● Work instructions: Reproduce the records below with every "gate-bracket-icon" changed to "gate-clip-icon" and nothing else altered, leaving out the pictures.

--*--

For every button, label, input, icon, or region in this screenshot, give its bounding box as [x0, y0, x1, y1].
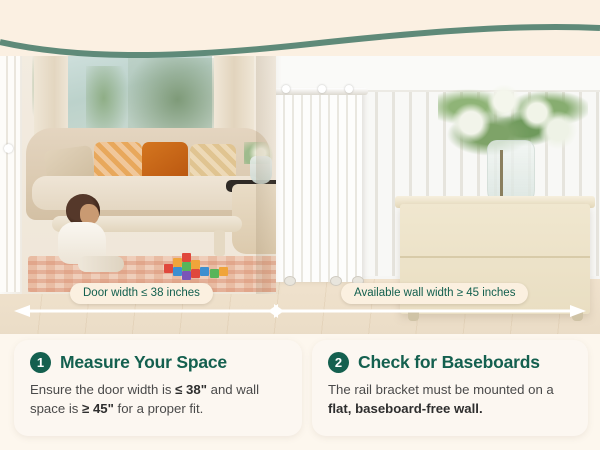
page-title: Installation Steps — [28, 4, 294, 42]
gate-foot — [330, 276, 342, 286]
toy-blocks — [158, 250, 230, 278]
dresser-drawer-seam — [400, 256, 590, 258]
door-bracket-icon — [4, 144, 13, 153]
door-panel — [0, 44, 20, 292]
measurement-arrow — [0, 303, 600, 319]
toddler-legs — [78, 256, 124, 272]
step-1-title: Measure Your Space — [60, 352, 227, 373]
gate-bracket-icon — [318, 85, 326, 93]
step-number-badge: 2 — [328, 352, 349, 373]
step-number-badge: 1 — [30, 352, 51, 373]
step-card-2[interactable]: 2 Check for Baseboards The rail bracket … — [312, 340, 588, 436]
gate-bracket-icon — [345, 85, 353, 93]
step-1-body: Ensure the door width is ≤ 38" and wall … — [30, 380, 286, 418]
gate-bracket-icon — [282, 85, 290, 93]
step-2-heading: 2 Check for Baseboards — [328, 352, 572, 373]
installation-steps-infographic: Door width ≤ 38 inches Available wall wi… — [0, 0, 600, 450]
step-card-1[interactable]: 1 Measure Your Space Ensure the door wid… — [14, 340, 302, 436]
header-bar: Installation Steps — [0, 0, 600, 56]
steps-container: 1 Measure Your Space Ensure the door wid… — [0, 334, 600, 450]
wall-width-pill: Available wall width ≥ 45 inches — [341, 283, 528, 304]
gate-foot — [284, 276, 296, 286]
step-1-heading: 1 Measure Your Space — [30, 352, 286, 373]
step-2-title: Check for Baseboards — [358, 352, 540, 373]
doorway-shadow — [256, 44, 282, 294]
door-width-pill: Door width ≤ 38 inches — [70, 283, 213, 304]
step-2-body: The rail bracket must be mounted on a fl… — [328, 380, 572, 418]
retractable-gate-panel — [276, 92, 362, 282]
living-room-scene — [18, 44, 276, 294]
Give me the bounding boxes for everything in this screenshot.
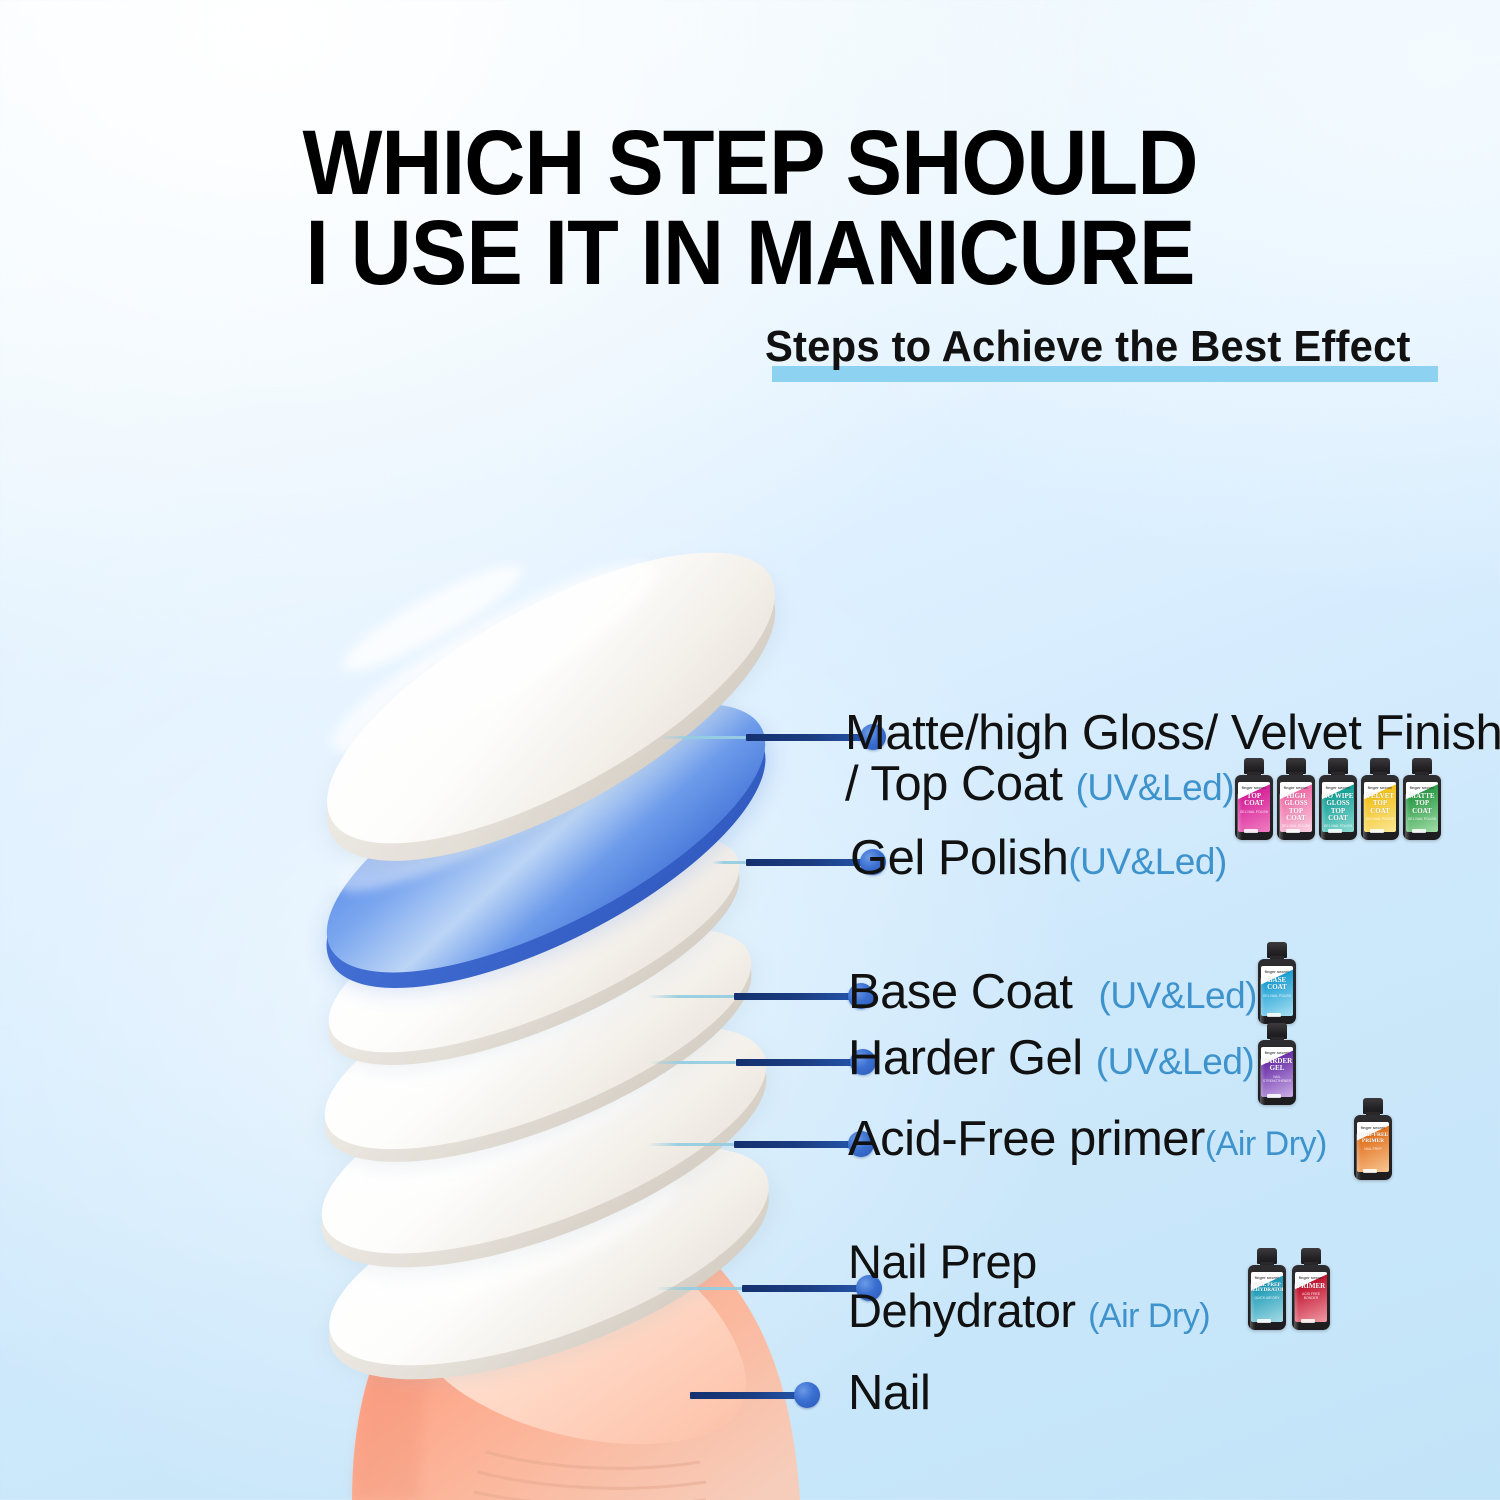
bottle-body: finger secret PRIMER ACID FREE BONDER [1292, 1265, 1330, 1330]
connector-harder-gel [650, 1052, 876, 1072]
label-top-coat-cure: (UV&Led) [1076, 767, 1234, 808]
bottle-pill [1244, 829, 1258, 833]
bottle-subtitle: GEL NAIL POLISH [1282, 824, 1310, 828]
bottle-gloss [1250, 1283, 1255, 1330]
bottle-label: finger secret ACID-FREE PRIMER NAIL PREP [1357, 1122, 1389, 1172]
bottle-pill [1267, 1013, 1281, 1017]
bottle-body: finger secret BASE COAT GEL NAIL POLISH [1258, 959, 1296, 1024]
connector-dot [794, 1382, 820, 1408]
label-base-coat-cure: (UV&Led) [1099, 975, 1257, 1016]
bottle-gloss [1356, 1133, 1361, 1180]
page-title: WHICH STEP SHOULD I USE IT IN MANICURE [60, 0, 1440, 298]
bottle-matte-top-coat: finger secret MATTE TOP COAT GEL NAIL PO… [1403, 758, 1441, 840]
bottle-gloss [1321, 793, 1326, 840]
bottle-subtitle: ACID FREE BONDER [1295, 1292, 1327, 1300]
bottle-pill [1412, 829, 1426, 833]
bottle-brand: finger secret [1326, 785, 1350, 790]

--*--

● Solution:
For every button, label, input, icon, or region in this screenshot, give its bounding box as [x0, y0, x1, y1].
page-title: Installation Steps — [28, 4, 294, 42]
gate-foot — [330, 276, 342, 286]
toy-blocks — [158, 250, 230, 278]
dresser-drawer-seam — [400, 256, 590, 258]
door-bracket-icon — [4, 144, 13, 153]
door-panel — [0, 44, 20, 292]
measurement-arrow — [0, 303, 600, 319]
toddler-legs — [78, 256, 124, 272]
step-1-title: Measure Your Space — [60, 352, 227, 373]
gate-clip-icon — [318, 85, 326, 93]
step-number-badge: 2 — [328, 352, 349, 373]
step-number-badge: 1 — [30, 352, 51, 373]
step-card-2[interactable]: 2 Check for Baseboards The rail bracket … — [312, 340, 588, 436]
gate-clip-icon — [345, 85, 353, 93]
step-1-body: Ensure the door width is ≤ 38" and wall … — [30, 380, 286, 418]
gate-clip-icon — [282, 85, 290, 93]
step-2-heading: 2 Check for Baseboards — [328, 352, 572, 373]
installation-steps-infographic: Door width ≤ 38 inches Available wall wi… — [0, 0, 600, 450]
step-card-1[interactable]: 1 Measure Your Space Ensure the door wid… — [14, 340, 302, 436]
header-bar: Installation Steps — [0, 0, 600, 56]
steps-container: 1 Measure Your Space Ensure the door wid… — [0, 334, 600, 450]
wall-width-pill: Available wall width ≥ 45 inches — [341, 283, 528, 304]
gate-foot — [284, 276, 296, 286]
step-1-heading: 1 Measure Your Space — [30, 352, 286, 373]
step-2-title: Check for Baseboards — [358, 352, 540, 373]
doorway-shadow — [256, 44, 282, 294]
door-width-pill: Door width ≤ 38 inches — [70, 283, 213, 304]
step-2-body: The rail bracket must be mounted on a fl… — [328, 380, 572, 418]
retractable-gate-panel — [276, 92, 362, 282]
living-room-scene — [18, 44, 276, 294]
Give me the bounding boxes for everything in this screenshot.
bottle-body: finger secret PRIMER ACID FREE BONDER [1292, 1265, 1330, 1330]
connector-harder-gel [650, 1052, 876, 1072]
label-top-coat-cure: (UV&Led) [1076, 767, 1234, 808]
bottle-pill [1244, 829, 1258, 833]
bottle-subtitle: GEL NAIL POLISH [1282, 824, 1310, 828]
bottle-gloss [1250, 1283, 1255, 1330]
bottle-label: finger secret ACID-FREE PRIMER NAIL PREP [1357, 1122, 1389, 1172]
bottle-pill [1267, 1013, 1281, 1017]
bottle-body: finger secret BASE COAT GEL NAIL POLISH [1258, 959, 1296, 1024]
connector-dot [794, 1382, 820, 1408]
label-base-coat-cure: (UV&Led) [1099, 975, 1257, 1016]
bottle-gloss [1356, 1133, 1361, 1180]
page-title: WHICH STEP SHOULD I USE IT IN MANICURE [60, 0, 1440, 298]
bottle-matte-top-coat: finger secret MATTE TOP COAT GEL NAIL PO… [1403, 758, 1441, 840]
bottle-gloss [1321, 793, 1326, 840]
bottle-subtitle: ACID FREE BONDER [1295, 1292, 1327, 1300]
bottle-pill [1412, 829, 1426, 833]
bottle-brand: finger secret [1326, 785, 1350, 790]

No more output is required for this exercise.